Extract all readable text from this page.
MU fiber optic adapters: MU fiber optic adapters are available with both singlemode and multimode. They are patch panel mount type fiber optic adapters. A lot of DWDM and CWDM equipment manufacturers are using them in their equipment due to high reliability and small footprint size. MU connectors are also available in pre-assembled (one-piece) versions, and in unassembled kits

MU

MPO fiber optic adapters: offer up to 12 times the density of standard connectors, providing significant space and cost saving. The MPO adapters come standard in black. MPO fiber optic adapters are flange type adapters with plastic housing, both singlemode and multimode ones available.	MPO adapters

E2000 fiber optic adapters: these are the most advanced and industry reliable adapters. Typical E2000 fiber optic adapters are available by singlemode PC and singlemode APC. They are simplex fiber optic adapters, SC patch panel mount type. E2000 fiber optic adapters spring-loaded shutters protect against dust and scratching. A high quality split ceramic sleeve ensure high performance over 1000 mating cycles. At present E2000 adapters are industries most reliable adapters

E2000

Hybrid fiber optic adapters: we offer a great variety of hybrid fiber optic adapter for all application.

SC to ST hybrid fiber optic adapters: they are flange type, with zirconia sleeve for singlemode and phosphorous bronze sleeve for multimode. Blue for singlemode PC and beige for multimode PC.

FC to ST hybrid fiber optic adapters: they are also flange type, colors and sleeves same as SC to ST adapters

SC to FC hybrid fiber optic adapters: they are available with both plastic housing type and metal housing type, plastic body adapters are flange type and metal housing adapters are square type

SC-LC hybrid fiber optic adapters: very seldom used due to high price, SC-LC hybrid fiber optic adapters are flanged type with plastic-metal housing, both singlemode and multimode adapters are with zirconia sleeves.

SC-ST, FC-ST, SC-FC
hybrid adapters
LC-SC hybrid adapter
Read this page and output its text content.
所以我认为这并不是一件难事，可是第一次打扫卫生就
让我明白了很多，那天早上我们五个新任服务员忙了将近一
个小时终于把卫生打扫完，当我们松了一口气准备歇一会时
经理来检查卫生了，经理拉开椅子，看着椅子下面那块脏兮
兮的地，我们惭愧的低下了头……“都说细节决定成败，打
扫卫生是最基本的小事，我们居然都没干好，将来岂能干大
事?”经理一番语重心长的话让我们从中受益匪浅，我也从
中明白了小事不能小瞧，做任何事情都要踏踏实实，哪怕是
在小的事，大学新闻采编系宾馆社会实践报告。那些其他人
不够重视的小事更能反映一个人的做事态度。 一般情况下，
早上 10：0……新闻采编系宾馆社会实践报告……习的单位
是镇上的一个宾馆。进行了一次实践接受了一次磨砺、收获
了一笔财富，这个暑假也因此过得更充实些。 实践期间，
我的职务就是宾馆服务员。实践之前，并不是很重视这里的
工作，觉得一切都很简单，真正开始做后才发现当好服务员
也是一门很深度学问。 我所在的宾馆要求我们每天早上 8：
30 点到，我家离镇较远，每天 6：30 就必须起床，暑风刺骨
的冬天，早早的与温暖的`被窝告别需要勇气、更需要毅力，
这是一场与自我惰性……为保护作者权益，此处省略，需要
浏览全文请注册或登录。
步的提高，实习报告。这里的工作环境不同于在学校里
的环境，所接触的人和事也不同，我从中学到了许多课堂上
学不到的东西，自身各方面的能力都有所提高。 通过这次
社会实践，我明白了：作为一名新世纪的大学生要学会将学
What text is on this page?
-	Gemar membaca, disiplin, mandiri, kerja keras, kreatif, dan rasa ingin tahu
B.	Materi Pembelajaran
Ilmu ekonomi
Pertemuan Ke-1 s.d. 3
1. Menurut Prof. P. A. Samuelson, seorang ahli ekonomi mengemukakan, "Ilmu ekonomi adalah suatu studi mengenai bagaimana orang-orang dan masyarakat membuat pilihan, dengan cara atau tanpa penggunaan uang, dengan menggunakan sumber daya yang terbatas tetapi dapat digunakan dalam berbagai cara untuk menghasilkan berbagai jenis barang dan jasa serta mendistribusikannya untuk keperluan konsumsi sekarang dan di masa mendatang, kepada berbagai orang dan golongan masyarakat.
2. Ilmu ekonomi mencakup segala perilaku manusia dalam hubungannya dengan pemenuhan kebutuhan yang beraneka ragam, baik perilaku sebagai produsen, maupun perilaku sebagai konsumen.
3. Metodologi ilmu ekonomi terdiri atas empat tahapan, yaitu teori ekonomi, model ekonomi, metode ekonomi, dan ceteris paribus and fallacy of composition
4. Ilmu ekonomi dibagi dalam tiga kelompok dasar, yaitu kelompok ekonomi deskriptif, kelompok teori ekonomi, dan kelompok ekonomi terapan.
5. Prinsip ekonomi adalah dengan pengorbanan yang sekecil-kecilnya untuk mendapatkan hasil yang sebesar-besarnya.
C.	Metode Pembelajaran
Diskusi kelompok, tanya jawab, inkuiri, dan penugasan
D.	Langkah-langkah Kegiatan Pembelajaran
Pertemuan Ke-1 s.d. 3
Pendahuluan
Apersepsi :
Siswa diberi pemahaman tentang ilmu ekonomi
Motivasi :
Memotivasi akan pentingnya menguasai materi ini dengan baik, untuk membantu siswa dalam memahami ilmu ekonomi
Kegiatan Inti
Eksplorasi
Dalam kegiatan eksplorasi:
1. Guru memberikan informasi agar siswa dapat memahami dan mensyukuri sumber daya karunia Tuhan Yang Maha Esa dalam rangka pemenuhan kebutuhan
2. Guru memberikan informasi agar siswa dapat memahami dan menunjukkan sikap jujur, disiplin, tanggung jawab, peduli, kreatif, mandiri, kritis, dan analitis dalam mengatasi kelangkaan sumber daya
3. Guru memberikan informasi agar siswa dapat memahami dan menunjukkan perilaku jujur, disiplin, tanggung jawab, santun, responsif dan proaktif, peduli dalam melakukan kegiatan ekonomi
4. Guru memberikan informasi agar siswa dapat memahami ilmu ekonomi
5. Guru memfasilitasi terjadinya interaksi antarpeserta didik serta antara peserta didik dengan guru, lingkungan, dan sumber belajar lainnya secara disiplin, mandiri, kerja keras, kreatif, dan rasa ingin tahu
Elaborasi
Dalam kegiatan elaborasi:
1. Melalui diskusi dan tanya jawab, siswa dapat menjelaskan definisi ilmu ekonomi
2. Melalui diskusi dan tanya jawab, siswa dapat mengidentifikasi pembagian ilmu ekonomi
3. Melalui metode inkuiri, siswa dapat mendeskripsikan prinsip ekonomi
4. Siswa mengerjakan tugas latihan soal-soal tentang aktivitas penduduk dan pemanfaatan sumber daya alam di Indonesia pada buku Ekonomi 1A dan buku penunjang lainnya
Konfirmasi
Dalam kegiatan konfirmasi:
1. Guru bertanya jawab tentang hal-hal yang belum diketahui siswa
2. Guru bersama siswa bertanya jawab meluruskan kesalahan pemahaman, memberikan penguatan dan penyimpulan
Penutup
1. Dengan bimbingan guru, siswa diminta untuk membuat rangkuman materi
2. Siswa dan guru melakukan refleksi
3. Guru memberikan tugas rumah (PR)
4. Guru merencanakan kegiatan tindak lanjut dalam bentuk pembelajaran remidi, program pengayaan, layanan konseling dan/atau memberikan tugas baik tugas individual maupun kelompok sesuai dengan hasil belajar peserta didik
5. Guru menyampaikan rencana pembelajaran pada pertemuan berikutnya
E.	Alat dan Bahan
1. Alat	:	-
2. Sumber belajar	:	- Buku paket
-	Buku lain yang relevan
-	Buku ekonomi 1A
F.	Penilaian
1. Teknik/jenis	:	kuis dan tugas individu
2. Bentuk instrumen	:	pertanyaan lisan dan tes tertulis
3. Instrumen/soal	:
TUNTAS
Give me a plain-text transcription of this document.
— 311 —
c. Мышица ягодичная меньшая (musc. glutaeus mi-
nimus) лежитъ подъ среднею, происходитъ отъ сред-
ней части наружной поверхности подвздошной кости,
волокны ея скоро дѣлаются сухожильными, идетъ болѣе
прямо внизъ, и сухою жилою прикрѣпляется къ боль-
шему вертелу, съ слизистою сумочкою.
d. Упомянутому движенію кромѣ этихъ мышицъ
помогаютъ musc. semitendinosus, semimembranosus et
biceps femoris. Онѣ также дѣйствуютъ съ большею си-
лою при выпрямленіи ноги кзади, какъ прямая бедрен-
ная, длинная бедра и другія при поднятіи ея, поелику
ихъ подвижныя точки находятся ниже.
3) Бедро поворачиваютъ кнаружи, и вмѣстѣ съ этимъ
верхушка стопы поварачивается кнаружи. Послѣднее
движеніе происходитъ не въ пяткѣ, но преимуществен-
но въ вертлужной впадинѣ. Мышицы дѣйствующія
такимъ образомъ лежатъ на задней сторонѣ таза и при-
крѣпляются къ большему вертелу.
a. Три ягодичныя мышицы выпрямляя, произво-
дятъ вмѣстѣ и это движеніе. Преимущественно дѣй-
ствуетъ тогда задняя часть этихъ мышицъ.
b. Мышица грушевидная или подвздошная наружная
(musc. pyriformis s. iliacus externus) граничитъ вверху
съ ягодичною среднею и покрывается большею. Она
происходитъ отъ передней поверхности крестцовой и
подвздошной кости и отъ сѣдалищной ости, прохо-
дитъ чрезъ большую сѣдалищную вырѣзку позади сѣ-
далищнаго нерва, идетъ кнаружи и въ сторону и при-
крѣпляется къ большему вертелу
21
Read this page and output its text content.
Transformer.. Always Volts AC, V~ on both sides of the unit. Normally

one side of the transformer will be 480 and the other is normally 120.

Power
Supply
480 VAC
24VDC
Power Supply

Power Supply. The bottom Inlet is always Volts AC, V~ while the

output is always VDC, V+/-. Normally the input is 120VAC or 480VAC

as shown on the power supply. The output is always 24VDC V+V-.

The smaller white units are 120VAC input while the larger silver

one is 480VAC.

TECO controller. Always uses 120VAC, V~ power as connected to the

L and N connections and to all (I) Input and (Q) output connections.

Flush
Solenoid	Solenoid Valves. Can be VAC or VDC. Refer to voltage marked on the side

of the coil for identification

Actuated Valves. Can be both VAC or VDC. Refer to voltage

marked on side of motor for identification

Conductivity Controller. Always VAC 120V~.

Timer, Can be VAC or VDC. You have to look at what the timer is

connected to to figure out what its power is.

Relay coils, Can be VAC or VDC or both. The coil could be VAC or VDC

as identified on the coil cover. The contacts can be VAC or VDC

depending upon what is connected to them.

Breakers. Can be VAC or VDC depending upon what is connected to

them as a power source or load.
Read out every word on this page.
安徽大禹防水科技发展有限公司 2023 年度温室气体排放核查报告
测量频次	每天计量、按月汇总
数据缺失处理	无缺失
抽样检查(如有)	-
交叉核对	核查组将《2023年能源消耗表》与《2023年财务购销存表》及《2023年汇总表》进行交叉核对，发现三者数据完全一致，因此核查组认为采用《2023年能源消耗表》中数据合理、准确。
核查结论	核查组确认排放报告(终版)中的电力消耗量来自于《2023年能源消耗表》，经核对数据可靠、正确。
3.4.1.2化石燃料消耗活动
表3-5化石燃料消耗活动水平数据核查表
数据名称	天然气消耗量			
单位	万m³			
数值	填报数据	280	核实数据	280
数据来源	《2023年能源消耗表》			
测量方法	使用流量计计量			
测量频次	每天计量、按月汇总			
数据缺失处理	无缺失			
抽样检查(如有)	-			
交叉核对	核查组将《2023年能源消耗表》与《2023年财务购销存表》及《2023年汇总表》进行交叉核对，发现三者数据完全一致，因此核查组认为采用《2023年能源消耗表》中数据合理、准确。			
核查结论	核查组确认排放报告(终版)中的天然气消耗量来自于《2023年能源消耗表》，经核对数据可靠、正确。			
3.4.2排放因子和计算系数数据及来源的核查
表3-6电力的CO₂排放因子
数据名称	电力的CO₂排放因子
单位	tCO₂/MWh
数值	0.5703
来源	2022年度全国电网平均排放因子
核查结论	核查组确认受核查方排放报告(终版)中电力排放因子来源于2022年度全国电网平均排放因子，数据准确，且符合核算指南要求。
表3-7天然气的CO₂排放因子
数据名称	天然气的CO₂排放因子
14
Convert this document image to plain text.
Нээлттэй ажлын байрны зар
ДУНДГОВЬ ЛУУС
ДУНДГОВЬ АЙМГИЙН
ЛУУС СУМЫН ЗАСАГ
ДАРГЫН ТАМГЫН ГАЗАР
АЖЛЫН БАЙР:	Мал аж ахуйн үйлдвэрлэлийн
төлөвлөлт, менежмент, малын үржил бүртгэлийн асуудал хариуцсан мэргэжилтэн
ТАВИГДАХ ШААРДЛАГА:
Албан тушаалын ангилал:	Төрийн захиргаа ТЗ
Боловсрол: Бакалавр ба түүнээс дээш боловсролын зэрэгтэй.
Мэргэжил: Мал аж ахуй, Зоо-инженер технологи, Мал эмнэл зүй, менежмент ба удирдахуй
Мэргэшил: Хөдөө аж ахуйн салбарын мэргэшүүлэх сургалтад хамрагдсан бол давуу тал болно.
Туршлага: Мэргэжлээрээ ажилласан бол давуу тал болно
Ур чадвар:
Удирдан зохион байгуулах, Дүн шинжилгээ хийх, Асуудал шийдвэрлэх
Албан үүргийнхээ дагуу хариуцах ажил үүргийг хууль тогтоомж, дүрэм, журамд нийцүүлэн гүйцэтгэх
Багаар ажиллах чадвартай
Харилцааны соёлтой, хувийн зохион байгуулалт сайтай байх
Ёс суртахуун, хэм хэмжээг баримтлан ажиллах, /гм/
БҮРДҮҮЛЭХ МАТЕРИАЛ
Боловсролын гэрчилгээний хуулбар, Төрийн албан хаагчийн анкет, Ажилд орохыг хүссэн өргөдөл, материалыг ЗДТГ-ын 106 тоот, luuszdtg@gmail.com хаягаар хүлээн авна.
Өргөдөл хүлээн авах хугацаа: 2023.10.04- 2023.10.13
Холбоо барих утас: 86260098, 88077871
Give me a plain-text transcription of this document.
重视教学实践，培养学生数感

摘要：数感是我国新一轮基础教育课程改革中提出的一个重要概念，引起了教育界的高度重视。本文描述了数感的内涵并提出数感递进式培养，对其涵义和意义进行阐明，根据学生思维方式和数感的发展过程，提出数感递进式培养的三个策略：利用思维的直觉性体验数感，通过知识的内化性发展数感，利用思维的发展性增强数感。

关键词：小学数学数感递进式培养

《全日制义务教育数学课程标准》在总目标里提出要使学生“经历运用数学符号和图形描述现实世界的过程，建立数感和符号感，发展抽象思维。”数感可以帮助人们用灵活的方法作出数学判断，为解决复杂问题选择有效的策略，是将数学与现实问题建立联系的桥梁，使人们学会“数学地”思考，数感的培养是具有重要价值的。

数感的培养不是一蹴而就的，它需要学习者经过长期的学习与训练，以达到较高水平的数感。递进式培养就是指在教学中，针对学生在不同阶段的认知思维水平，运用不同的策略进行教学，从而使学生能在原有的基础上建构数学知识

* Brief *
Look over the listing. Pull out every line with the string "teori" in it.

* Complete answer *
3. Metodologi ilmu ekonomi terdiri atas empat tahapan, yaitu teori ekonomi, model ekonomi, metode ekonomi, dan ceteris paribus and fallacy of composition
4. Ilmu ekonomi dibagi dalam tiga kelompok dasar, yaitu kelompok ekonomi deskriptif, kelompok teori ekonomi, dan kelompok ekonomi terapan.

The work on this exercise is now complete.